<<<<
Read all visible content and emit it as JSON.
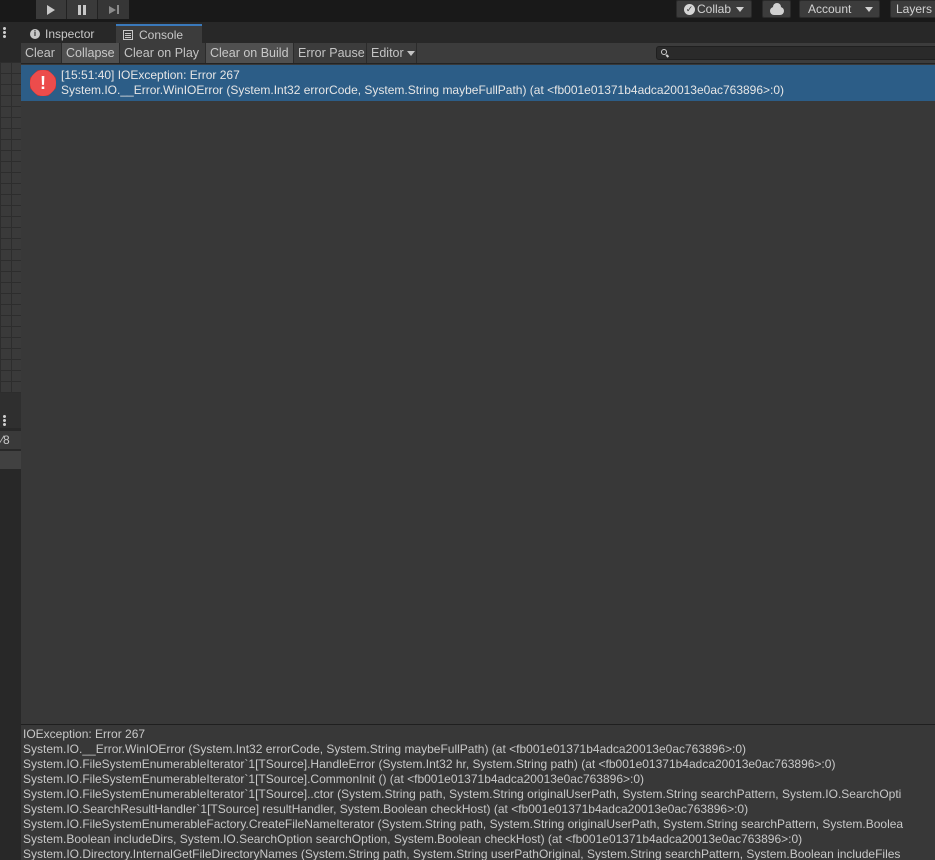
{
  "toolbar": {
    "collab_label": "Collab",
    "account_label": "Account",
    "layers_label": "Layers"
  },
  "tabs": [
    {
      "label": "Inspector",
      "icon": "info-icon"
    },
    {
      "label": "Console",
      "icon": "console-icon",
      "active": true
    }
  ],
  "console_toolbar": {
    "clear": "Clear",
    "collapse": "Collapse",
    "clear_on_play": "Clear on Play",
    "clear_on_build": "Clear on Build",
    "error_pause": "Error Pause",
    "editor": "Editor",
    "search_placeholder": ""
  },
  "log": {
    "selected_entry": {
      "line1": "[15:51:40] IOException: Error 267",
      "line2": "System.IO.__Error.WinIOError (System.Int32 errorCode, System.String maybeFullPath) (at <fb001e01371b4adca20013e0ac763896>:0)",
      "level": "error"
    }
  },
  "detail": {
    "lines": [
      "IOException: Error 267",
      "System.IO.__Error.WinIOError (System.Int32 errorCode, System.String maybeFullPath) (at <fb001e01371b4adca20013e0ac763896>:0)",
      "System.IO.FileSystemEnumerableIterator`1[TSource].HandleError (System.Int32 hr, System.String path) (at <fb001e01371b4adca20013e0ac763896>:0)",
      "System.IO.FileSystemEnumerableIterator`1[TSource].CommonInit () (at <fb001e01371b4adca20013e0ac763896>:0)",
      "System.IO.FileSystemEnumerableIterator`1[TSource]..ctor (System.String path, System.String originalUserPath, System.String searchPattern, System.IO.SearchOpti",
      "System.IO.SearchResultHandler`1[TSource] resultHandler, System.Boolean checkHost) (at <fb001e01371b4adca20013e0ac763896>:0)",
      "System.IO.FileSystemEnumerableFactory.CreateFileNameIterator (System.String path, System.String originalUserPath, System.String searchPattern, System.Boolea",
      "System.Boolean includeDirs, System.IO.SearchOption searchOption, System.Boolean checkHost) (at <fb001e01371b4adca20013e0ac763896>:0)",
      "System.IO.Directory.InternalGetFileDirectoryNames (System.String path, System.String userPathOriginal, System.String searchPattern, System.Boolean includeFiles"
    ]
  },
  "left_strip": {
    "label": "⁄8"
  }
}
>>>>
- **Objective**: Reproduce the whole listing above word for word, but not its pictures.

- **Output of the task**:
Read all visible content and emit it as JSON.
{
  "toolbar": {
    "collab_label": "Collab",
    "account_label": "Account",
    "layers_label": "Layers"
  },
  "tabs": [
    {
      "label": "Inspector",
      "icon": "info-icon"
    },
    {
      "label": "Console",
      "icon": "console-icon",
      "active": true
    }
  ],
  "console_toolbar": {
    "clear": "Clear",
    "collapse": "Collapse",
    "clear_on_play": "Clear on Play",
    "clear_on_build": "Clear on Build",
    "error_pause": "Error Pause",
    "editor": "Editor",
    "search_placeholder": ""
  },
  "log": {
    "selected_entry": {
      "line1": "[15:51:40] IOException: Error 267",
      "line2": "System.IO.__Error.WinIOError (System.Int32 errorCode, System.String maybeFullPath) (at <fb001e01371b4adca20013e0ac763896>:0)",
      "level": "error"
    }
  },
  "detail": {
    "lines": [
      "IOException: Error 267",
      "System.IO.__Error.WinIOError (System.Int32 errorCode, System.String maybeFullPath) (at <fb001e01371b4adca20013e0ac763896>:0)",
      "System.IO.FileSystemEnumerableIterator`1[TSource].HandleError (System.Int32 hr, System.String path) (at <fb001e01371b4adca20013e0ac763896>:0)",
      "System.IO.FileSystemEnumerableIterator`1[TSource].CommonInit () (at <fb001e01371b4adca20013e0ac763896>:0)",
      "System.IO.FileSystemEnumerableIterator`1[TSource]..ctor (System.String path, System.String originalUserPath, System.String searchPattern, System.IO.SearchOpti",
      "System.IO.SearchResultHandler`1[TSource] resultHandler, System.Boolean checkHost) (at <fb001e01371b4adca20013e0ac763896>:0)",
      "System.IO.FileSystemEnumerableFactory.CreateFileNameIterator (System.String path, System.String originalUserPath, System.String searchPattern, System.Boolea",
      "System.Boolean includeDirs, System.IO.SearchOption searchOption, System.Boolean checkHost) (at <fb001e01371b4adca20013e0ac763896>:0)",
      "System.IO.Directory.InternalGetFileDirectoryNames (System.String path, System.String userPathOriginal, System.String searchPattern, System.Boolean includeFiles"
    ]
  },
  "left_strip": {
    "label": "⁄8"
  }
}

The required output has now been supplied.